**PROBLEM REQUIREMENTS**
A line counts if it contains the word "this" at least once. State how many such lines the records contain, giving the number alone.

**DATA SUPPLIED**

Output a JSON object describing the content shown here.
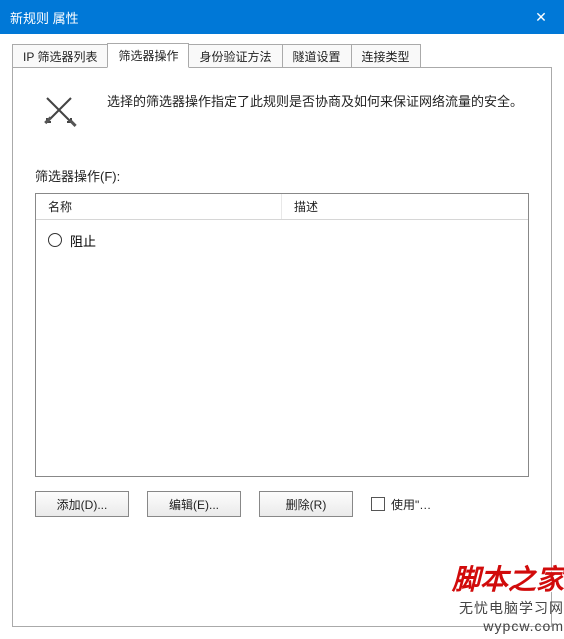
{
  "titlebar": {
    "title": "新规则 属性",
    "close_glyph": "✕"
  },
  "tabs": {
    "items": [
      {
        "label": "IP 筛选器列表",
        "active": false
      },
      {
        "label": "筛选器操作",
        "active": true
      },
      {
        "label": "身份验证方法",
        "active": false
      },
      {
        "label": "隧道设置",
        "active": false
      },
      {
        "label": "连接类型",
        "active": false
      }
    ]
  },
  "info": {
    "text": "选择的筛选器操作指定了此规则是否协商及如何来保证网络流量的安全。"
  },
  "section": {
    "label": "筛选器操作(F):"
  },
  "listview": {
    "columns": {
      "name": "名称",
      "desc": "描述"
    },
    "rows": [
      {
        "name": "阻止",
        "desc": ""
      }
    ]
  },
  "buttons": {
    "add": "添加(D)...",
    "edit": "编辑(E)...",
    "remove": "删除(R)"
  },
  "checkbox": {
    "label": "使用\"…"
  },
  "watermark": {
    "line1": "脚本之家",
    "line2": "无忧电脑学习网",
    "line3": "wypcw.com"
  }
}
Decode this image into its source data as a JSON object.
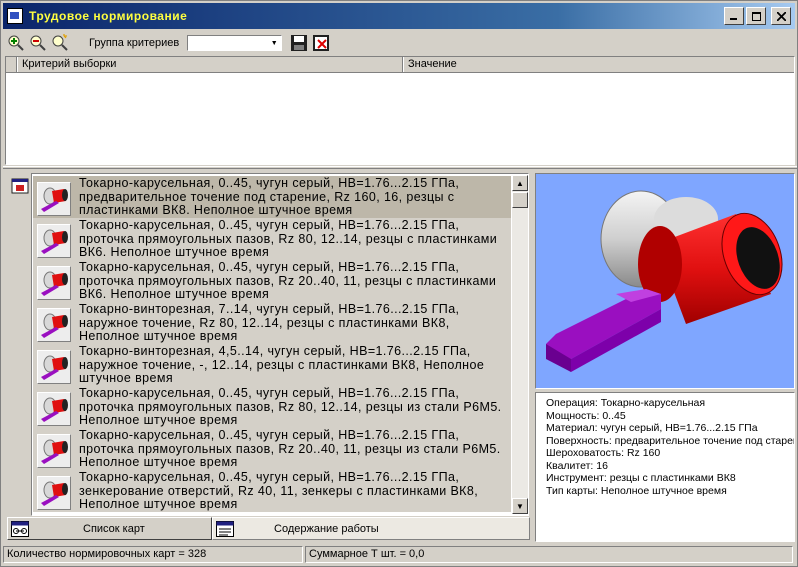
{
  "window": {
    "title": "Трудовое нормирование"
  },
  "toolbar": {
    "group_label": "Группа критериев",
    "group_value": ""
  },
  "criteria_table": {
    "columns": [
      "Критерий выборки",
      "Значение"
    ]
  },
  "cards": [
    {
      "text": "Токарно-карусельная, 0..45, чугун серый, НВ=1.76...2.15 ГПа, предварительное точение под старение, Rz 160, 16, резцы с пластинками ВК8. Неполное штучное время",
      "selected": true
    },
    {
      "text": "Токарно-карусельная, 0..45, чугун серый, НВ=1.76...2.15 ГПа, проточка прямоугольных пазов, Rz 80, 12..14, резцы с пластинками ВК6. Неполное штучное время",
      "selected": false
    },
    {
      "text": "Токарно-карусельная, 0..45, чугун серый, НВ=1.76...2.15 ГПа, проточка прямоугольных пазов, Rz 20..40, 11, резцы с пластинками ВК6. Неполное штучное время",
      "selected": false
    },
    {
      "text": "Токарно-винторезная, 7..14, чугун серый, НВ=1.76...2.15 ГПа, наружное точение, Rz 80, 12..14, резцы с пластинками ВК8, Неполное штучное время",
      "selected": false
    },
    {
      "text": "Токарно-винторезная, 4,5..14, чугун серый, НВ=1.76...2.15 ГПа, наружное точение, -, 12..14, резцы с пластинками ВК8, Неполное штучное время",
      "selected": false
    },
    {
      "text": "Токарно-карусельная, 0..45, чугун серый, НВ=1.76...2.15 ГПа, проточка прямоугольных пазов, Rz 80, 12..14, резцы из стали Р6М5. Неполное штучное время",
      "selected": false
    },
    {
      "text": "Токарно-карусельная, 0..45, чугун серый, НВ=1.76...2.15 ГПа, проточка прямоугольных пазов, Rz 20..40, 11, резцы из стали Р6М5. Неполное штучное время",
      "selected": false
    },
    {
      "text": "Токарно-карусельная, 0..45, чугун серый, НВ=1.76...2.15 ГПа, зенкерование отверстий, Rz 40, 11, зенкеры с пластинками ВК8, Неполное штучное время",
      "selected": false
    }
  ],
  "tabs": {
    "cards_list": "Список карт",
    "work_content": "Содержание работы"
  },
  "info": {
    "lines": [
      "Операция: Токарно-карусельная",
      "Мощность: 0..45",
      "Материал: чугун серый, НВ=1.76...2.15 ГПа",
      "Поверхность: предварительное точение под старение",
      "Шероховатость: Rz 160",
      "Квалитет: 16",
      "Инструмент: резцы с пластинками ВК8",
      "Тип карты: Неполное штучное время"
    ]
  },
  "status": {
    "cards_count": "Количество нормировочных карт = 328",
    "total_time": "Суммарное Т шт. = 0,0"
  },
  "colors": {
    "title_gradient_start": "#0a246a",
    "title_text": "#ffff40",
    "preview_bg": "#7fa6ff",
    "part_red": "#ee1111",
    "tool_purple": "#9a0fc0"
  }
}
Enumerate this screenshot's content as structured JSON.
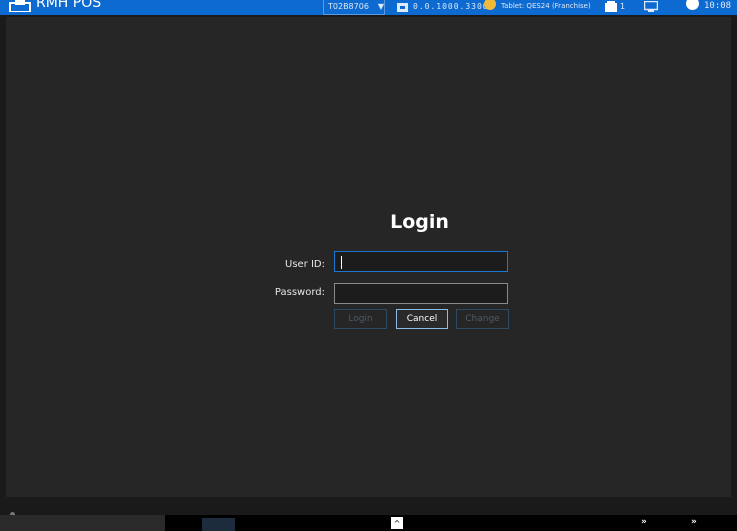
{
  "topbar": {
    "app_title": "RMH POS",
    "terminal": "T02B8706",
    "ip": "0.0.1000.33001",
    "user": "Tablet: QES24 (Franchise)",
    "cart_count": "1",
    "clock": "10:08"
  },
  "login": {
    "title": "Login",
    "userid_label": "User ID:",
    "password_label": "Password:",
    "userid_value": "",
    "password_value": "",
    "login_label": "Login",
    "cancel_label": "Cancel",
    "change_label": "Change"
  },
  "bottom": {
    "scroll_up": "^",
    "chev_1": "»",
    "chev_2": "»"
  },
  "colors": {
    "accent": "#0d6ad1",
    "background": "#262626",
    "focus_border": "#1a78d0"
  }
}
---
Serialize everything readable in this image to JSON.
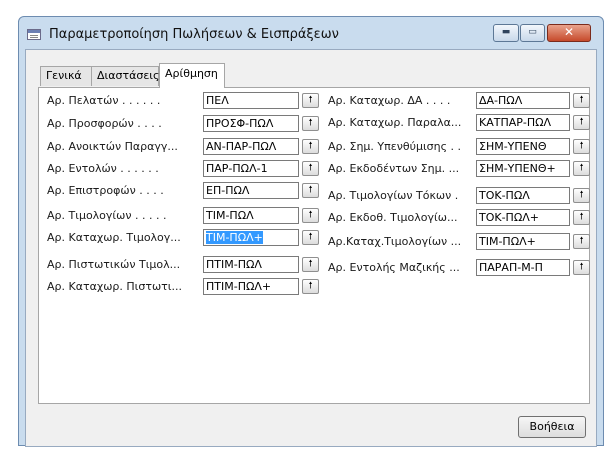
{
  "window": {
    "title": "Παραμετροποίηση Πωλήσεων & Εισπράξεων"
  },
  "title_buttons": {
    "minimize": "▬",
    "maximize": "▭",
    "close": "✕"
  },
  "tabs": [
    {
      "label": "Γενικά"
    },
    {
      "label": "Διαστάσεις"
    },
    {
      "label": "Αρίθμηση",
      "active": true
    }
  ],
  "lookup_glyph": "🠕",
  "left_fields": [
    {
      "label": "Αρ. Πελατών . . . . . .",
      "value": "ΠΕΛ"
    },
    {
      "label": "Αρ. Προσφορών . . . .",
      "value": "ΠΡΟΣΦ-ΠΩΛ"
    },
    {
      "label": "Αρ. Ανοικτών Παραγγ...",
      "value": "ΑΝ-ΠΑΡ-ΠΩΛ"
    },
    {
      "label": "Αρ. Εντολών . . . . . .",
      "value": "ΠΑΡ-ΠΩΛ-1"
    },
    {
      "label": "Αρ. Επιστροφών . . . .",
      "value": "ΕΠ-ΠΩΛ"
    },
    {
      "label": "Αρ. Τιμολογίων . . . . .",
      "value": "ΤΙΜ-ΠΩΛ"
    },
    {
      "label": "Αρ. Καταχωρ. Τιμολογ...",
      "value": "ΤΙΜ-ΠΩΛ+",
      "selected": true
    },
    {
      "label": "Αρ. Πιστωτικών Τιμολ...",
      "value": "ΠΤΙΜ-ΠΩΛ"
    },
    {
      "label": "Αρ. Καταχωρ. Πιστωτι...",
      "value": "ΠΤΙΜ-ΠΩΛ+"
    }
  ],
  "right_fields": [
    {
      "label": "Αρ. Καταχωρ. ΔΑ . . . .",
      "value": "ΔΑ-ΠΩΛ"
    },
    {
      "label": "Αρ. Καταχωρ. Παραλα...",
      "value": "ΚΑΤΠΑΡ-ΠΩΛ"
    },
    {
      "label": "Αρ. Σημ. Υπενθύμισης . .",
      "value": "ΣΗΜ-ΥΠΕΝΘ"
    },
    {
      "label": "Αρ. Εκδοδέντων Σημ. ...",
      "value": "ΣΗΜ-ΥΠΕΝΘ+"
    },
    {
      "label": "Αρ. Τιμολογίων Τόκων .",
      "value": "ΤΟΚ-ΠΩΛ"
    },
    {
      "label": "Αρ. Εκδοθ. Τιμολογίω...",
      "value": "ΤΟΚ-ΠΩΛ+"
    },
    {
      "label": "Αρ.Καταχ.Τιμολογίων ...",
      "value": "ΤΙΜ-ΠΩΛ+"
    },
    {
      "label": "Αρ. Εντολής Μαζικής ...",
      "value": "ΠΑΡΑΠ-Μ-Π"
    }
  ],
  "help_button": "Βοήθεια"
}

**COMPLETE ANSWER**
3